#### Exercise goal:
Count how many lines include "failile" and answer with that number only.

#### Dataset rows:
-*-*-

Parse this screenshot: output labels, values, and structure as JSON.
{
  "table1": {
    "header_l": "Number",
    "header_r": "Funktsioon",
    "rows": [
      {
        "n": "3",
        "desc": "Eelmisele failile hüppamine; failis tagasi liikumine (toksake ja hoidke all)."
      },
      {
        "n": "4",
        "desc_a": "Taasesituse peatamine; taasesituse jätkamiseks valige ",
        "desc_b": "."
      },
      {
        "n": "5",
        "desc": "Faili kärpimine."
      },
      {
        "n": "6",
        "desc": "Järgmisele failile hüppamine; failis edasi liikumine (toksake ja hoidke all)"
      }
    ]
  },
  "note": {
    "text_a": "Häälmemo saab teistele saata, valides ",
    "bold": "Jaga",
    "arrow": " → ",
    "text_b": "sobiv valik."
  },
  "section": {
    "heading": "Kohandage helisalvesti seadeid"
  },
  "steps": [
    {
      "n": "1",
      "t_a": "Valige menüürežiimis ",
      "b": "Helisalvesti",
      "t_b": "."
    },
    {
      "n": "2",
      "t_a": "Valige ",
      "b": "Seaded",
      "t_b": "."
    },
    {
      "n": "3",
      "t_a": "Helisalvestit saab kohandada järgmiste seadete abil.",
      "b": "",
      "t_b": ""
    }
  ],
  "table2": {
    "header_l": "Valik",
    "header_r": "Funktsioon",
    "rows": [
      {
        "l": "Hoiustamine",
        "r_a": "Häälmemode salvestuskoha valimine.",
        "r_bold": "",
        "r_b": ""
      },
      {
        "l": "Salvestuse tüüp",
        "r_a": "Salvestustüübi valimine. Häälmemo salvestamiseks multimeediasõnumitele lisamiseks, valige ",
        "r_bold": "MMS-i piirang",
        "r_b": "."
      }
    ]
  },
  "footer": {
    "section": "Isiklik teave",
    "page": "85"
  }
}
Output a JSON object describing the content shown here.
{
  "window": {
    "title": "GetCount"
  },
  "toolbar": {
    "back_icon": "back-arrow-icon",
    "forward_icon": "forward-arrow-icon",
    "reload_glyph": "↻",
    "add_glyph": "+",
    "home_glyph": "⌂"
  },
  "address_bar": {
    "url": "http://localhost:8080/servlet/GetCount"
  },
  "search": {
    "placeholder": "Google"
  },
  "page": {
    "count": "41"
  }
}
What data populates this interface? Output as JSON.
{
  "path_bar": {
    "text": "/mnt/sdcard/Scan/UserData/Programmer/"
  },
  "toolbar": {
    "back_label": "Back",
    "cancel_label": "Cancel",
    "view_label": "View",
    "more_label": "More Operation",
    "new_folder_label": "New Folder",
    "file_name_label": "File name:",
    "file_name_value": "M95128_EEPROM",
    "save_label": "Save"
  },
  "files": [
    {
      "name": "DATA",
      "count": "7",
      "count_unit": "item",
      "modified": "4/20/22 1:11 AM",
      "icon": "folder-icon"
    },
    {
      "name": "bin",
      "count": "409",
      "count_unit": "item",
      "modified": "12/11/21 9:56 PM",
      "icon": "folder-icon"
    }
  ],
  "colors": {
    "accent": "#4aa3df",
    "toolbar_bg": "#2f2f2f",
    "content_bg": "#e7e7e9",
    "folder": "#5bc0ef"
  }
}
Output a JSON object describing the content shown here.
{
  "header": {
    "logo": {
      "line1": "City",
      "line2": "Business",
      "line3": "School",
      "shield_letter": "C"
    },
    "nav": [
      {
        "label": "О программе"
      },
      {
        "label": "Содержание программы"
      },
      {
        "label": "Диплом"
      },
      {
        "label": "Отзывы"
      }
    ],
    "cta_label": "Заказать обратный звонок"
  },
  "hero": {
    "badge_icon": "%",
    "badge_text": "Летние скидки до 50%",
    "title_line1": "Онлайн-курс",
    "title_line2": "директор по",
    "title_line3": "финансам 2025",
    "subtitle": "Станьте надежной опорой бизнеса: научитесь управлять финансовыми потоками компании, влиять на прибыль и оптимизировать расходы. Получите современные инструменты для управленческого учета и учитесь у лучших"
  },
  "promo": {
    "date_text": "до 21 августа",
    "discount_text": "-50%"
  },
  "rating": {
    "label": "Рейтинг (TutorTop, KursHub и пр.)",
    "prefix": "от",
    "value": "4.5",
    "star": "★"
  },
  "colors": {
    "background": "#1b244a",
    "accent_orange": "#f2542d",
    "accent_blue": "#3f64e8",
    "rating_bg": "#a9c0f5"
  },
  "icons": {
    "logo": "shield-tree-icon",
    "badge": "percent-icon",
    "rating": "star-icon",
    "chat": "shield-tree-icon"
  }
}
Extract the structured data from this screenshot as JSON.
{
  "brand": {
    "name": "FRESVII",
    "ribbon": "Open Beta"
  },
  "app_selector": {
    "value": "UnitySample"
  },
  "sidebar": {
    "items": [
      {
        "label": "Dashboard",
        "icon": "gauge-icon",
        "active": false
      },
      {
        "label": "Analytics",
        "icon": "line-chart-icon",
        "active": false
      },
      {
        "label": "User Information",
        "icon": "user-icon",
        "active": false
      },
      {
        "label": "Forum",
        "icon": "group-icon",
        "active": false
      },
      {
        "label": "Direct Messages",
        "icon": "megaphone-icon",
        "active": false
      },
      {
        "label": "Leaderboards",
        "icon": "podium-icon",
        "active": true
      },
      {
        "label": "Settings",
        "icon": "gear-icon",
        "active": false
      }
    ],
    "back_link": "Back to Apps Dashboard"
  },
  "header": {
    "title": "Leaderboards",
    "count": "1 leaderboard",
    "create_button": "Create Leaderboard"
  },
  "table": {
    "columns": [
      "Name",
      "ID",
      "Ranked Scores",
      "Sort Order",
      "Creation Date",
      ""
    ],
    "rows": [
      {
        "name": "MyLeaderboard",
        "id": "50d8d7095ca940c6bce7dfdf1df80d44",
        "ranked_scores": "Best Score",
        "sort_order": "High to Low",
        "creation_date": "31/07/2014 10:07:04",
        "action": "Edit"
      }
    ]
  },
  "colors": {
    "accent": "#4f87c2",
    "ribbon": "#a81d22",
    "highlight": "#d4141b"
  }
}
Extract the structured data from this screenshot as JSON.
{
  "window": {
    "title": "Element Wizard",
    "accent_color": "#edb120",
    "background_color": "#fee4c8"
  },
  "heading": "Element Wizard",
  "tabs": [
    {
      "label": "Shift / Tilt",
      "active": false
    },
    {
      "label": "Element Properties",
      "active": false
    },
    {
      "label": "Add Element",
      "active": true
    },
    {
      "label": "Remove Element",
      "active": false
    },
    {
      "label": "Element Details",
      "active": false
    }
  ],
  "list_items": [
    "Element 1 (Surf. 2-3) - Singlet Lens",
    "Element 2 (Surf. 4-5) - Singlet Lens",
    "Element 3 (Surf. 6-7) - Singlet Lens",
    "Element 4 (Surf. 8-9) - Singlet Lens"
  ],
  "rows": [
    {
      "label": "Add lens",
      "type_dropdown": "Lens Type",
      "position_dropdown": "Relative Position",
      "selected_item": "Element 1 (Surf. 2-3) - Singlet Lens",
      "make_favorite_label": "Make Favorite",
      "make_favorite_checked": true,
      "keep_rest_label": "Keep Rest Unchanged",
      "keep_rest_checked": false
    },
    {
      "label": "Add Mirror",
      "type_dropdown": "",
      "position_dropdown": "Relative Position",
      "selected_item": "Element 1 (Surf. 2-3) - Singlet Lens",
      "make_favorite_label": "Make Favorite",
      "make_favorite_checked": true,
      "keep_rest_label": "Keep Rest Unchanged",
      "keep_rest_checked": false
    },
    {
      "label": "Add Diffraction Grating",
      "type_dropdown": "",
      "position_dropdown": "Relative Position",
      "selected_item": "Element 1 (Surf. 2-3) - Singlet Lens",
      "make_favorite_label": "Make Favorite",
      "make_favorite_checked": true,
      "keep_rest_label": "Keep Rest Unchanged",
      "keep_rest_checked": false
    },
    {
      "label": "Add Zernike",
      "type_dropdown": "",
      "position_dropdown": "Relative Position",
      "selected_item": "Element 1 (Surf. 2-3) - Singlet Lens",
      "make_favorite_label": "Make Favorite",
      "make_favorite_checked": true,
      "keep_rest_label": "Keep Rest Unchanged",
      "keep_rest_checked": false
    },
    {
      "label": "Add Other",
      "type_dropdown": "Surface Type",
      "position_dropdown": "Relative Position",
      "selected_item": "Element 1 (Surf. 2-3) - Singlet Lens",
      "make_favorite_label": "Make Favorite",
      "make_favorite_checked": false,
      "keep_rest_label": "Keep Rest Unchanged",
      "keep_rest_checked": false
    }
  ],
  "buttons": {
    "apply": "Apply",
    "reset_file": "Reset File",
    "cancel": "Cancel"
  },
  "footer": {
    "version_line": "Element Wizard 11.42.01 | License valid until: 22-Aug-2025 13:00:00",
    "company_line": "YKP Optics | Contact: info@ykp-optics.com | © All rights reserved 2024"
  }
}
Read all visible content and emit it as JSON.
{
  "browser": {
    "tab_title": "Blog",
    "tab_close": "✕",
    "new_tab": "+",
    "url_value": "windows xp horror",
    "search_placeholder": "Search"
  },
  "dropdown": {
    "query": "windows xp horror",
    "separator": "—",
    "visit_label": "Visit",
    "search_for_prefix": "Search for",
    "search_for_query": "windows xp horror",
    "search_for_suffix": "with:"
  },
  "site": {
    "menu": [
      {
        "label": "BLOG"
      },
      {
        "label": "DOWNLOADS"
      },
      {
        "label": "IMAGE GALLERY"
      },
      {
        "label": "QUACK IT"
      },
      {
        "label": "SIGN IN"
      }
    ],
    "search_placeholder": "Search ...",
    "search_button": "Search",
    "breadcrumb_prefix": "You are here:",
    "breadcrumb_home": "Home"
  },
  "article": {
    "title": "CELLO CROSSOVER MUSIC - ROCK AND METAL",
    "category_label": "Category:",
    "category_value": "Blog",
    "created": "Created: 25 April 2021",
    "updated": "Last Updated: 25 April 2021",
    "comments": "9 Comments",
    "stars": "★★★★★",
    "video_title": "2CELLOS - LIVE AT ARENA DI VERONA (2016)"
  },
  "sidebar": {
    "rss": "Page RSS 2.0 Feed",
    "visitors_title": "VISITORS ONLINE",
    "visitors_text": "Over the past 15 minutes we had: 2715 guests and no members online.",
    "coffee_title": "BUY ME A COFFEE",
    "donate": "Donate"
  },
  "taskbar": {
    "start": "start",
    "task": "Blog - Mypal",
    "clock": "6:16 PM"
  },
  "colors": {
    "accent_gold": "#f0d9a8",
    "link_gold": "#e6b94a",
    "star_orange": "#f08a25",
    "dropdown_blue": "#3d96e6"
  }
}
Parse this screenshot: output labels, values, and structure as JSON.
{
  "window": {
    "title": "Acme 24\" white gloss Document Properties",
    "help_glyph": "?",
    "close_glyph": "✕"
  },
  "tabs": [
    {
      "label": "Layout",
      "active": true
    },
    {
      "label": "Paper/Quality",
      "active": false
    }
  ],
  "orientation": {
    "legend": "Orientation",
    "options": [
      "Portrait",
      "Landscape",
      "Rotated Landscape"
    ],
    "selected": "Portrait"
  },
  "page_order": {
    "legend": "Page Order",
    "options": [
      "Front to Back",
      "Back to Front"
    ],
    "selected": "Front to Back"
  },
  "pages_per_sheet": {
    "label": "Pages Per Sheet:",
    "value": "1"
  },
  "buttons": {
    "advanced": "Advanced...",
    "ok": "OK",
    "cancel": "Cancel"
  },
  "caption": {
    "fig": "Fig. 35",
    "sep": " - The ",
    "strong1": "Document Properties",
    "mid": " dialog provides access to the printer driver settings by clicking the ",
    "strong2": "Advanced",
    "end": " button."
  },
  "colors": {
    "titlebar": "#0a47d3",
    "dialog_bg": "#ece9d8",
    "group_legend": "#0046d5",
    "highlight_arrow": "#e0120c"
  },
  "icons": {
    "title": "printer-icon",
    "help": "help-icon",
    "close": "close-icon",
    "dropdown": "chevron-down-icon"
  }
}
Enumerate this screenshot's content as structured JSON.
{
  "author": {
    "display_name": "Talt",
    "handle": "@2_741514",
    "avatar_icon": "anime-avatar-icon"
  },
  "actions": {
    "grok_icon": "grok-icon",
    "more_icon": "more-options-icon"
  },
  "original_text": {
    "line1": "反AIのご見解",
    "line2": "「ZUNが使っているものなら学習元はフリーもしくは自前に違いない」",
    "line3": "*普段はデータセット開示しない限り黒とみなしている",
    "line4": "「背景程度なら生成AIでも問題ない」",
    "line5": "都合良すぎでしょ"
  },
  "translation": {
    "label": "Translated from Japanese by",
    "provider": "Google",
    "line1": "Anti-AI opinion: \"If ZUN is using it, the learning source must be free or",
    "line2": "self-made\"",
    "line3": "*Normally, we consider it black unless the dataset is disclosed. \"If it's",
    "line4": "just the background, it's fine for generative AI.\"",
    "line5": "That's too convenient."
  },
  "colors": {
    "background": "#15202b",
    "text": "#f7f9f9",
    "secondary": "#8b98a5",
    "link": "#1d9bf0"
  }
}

-*-*-

#### Problem solution:
2